begin Data for this exercise
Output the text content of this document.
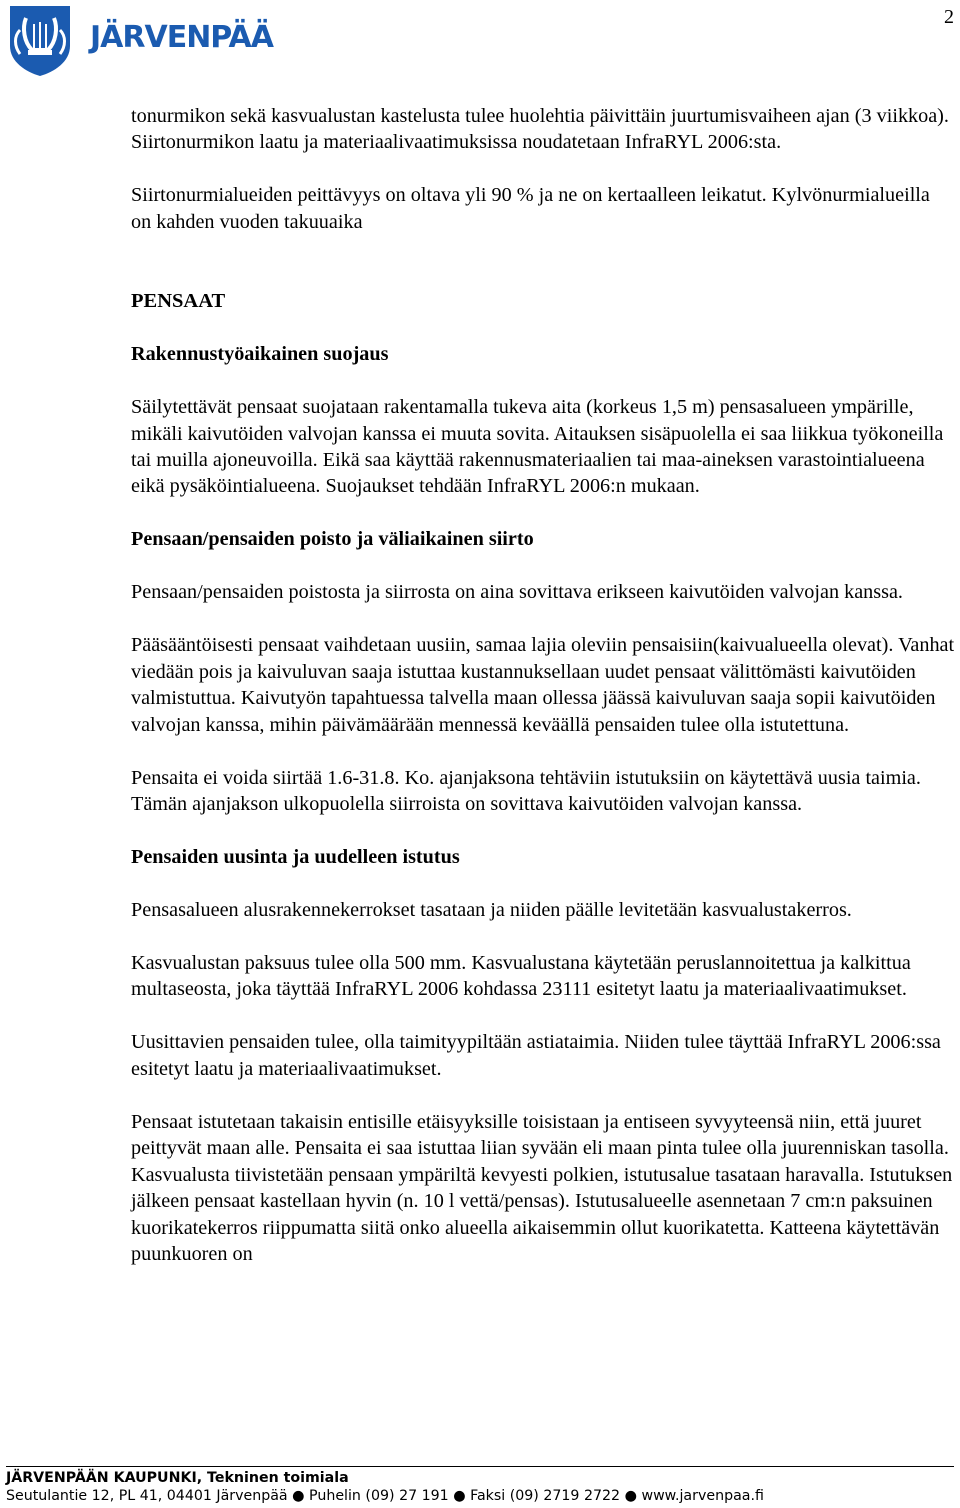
JÄRVENPÄÄ
2

tonurmikon sekä kasvualustan kastelusta tulee huolehtia päivittäin juurtumisvaiheen ajan (3 viikkoa). Siirtonurmikon laatu ja materiaalivaatimuksissa noudatetaan InfraRYL 2006:sta.

Siirtonurmialueiden peittävyys on oltava yli 90 % ja ne on kertaalleen leikatut. Kylvönurmialueilla on kahden vuoden takuuaika

PENSAAT
Rakennustyöaikainen suojaus

Säilytettävät pensaat suojataan rakentamalla tukeva aita (korkeus 1,5 m) pensasalueen ympärille, mikäli kaivutöiden valvojan kanssa ei muuta sovita. Aitauksen sisäpuolella ei saa liikkua työkoneilla tai muilla ajoneuvoilla. Eikä saa käyttää rakennusmateriaalien tai maa-aineksen varastointialueena eikä pysäköintialueena. Suojaukset tehdään InfraRYL 2006:n mukaan.

Pensaan/pensaiden poisto ja väliaikainen siirto

Pensaan/pensaiden poistosta ja siirrosta on aina sovittava erikseen kaivutöiden valvojan kanssa.

Pääsääntöisesti pensaat vaihdetaan uusiin, samaa lajia oleviin pensaisiin(kaivualueella olevat). Vanhat viedään pois ja kaivuluvan saaja istuttaa kustannuksellaan uudet pensaat välittömästi kaivutöiden valmistuttua. Kaivutyön tapahtuessa talvella maan ollessa jäässä kaivuluvan saaja sopii kaivutöiden valvojan kanssa, mihin päivämäärään mennessä keväällä pensaiden tulee olla istutettuna.

Pensaita ei voida siirtää 1.6-31.8. Ko. ajanjaksona tehtäviin istutuksiin on käytettävä uusia taimia. Tämän ajanjakson ulkopuolella siirroista on sovittava kaivutöiden valvojan kanssa.

Pensaiden uusinta ja uudelleen istutus

Pensasalueen alusrakennekerrokset tasataan ja niiden päälle levitetään kasvualustakerros.

Kasvualustan paksuus tulee olla 500 mm. Kasvualustana käytetään peruslannoitettua ja kalkittua multaseosta, joka täyttää InfraRYL 2006 kohdassa 23111 esitetyt laatu ja materiaalivaatimukset.

Uusittavien pensaiden tulee, olla taimityypiltään astiataimia. Niiden tulee täyttää InfraRYL 2006:ssa esitetyt laatu ja materiaalivaatimukset.

Pensaat istutetaan takaisin entisille etäisyyksille toisistaan ja entiseen syvyyteensä niin, että juuret peittyvät maan alle. Pensaita ei saa istuttaa liian syvään eli maan pinta tulee olla juurenniskan tasolla. Kasvualusta tiivistetään pensaan ympäriltä kevyesti polkien, istutusalue tasataan haravalla. Istutuksen jälkeen pensaat kastellaan hyvin (n. 10 l vettä/pensas). Istutusalueelle asennetaan 7 cm:n paksuinen kuorikatekerros riippumatta siitä onko alueella aikaisemmin ollut kuorikatetta. Katteena käytettävän puunkuoren on

JÄRVENPÄÄN KAUPUNKI, Tekninen toimiala
Seutulantie 12, PL 41, 04401 Järvenpää ● Puhelin (09) 27 191 ● Faksi (09) 2719 2722 ● www.jarvenpaa.fi
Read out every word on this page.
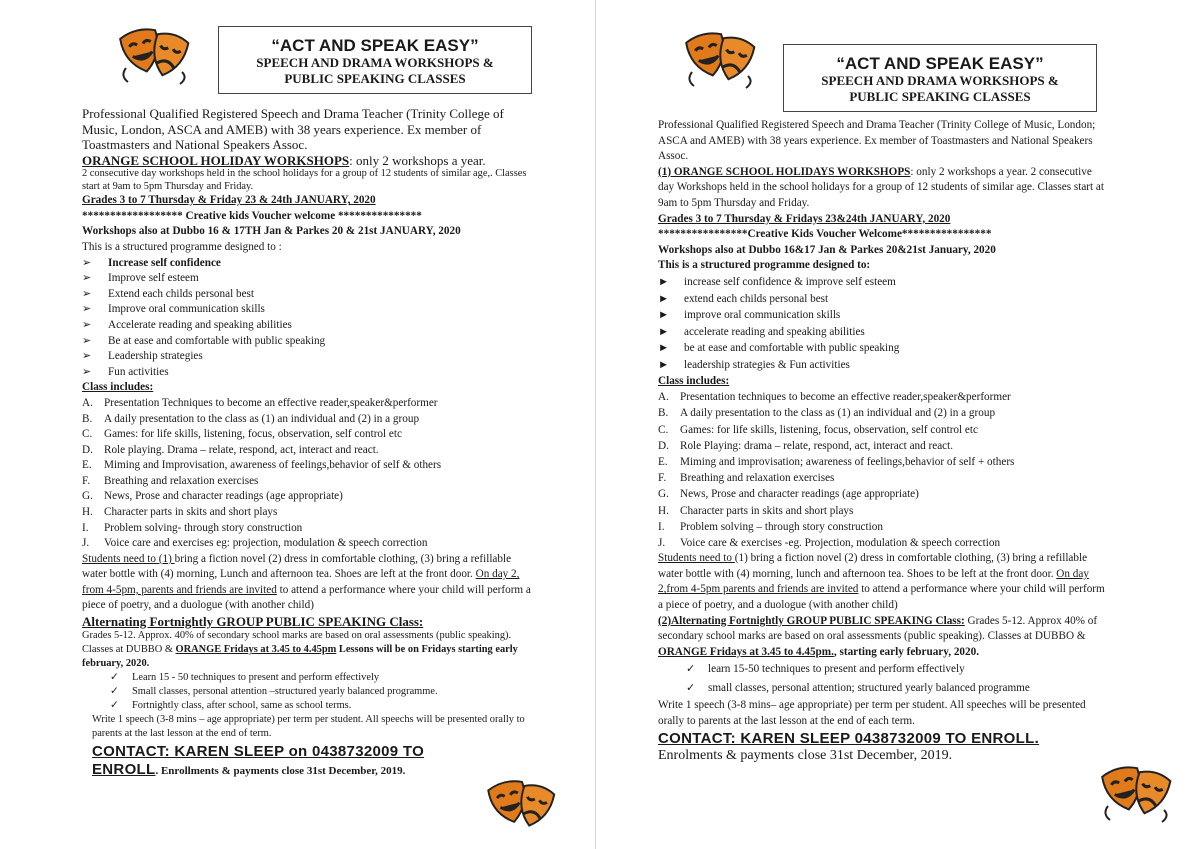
“ACT AND SPEAK EASY”
SPEECH AND DRAMA WORKSHOPS &
PUBLIC SPEAKING CLASSES

Professional Qualified Registered Speech and Drama Teacher (Trinity College of Music, London, ASCA and AMEB) with 38 years experience. Ex member of Toastmasters and National Speakers Assoc.

ORANGE SCHOOL HOLIDAY WORKSHOPS: only 2 workshops a year.

2 consecutive day workshops held in the school holidays for a group of 12 students of similar age,. Classes start at 9am to 5pm Thursday and Friday.

Grades 3 to 7 Thursday & Friday 23 & 24th JANUARY, 2020

****************** Creative kids Voucher welcome ***************

Workshops also at Dubbo 16 & 17TH Jan & Parkes 20 & 21st JANUARY, 2020

This is a structured programme designed to :

➢	Increase self confidence
➢	Improve self esteem
➢	Extend each childs personal best
➢	Improve oral communication skills
➢	Accelerate reading and speaking abilities
➢	Be at ease and comfortable with public speaking
➢	Leadership strategies
➢	Fun activities

Class includes:

A. Presentation Techniques to become an effective reader,speaker&performer
B.	A daily presentation to the class as (1) an individual and (2) in a group
C.	Games: for life skills, listening, focus, observation, self control etc
D. Role playing. Drama – relate, respond, act, interact and react.
E.	Miming and Improvisation, awareness of feelings,behavior of self & others
F.	Breathing and relaxation exercises
G. News, Prose and character readings (age appropriate)
H. Character parts in skits and short plays
I.	Problem solving- through story construction
J.	Voice care and exercises eg: projection, modulation & speech correction

Students need to (1) bring a fiction novel (2) dress in comfortable clothing, (3) bring a refillable water bottle with (4) morning, Lunch and afternoon tea. Shoes are left at the front door. On day 2, from 4-5pm, parents and friends are invited to attend a performance where your child will perform a piece of poetry, and a duologue (with another child)

Alternating Fortnightly GROUP PUBLIC SPEAKING Class:

Grades 5-12. Approx. 40% of secondary school marks are based on oral assessments (public speaking). Classes at DUBBO & ORANGE Fridays at 3.45 to 4.45pm Lessons will be on Fridays starting early february, 2020.

✓ Learn 15 - 50 techniques to present and perform effectively
✓ Small classes, personal attention –structured yearly balanced programme.
✓ Fortnightly class, after school, same as school terms.

Write 1 speech (3-8 mins – age appropriate) per term per student. All speechs will be presented orally to parents at the last lesson at the end of term.

CONTACT: KAREN SLEEP on 0438732009 TO

ENROLL. Enrollments & payments close 31st December, 2019.

“ACT AND SPEAK EASY”
SPEECH AND DRAMA WORKSHOPS &
PUBLIC SPEAKING CLASSES

Professional Qualified Registered Speech and Drama Teacher (Trinity College of Music, London; ASCA and AMEB) with 38 years experience. Ex member of Toastmasters and National Speakers Assoc.

(1) ORANGE SCHOOL HOLIDAYS WORKSHOPS: only 2 workshops a year. 2 consecutive day Workshops held in the school holidays for a group of 12 students of similar age. Classes start at 9am to 5pm Thursday and Friday.

Grades 3 to 7 Thursday & Fridays 23&24th JANUARY, 2020

****************Creative Kids Voucher Welcome****************

Workshops also at Dubbo 16&17 Jan & Parkes 20&21st January, 2020

This is a structured programme designed to:

►	increase self confidence & improve self esteem
►	extend each childs personal best
►	improve oral communication skills
►	accelerate reading and speaking abilities
►	be at ease and comfortable with public speaking
►	leadership strategies & Fun activities

Class includes:

A. Presentation techniques to become an effective reader,speaker&performer
B.	A daily presentation to the class as (1) an individual and (2) in a group
C.	Games: for life skills, listening, focus, observation, self control etc
D. Role Playing: drama – relate, respond, act, interact and react.
E.	Miming and improvisation; awareness of feelings,behavior of self + others
F.	Breathing and relaxation exercises
G. News, Prose and character readings (age appropriate)
H. Character parts in skits and short plays
I.	Problem solving – through story construction
J.	Voice care & exercises -eg. Projection, modulation & speech correction

Students need to (1) bring a fiction novel (2) dress in comfortable clothing, (3) bring a refillable water bottle with (4) morning, lunch and afternoon tea. Shoes to be left at the front door. On day 2,from 4-5pm parents and friends are invited to attend a performance where your child will perform a piece of poetry, and a duologue (with another child)

(2)Alternating Fortnightly GROUP PUBLIC SPEAKING Class: Grades 5-12. Approx 40% of secondary school marks are based on oral assessments (public speaking). Classes at DUBBO & ORANGE Fridays at 3.45 to 4.45pm., starting early february, 2020.

✓ learn 15-50 techniques to present and perform effectively
✓ small classes, personal attention; structured yearly balanced programme

Write 1 speech (3-8 mins– age appropriate) per term per student. All speeches will be presented orally to parents at the last lesson at the end of each term.

CONTACT: KAREN SLEEP 0438732009 TO ENROLL.

Enrolments & payments close 31st December, 2019.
end Data for this exercise
§ **Exercise**
Read the lines above. Gather those in which the string "only" is found.

§ **Task solution**
ORANGE SCHOOL HOLIDAY WORKSHOPS: only 2 workshops a year.
(1) ORANGE SCHOOL HOLIDAYS WORKSHOPS: only 2 workshops a year. 2 consecutive day Workshops held in the school holidays for a group of 12 students of similar age. Classes start at 9am to 5pm Thursday and Friday.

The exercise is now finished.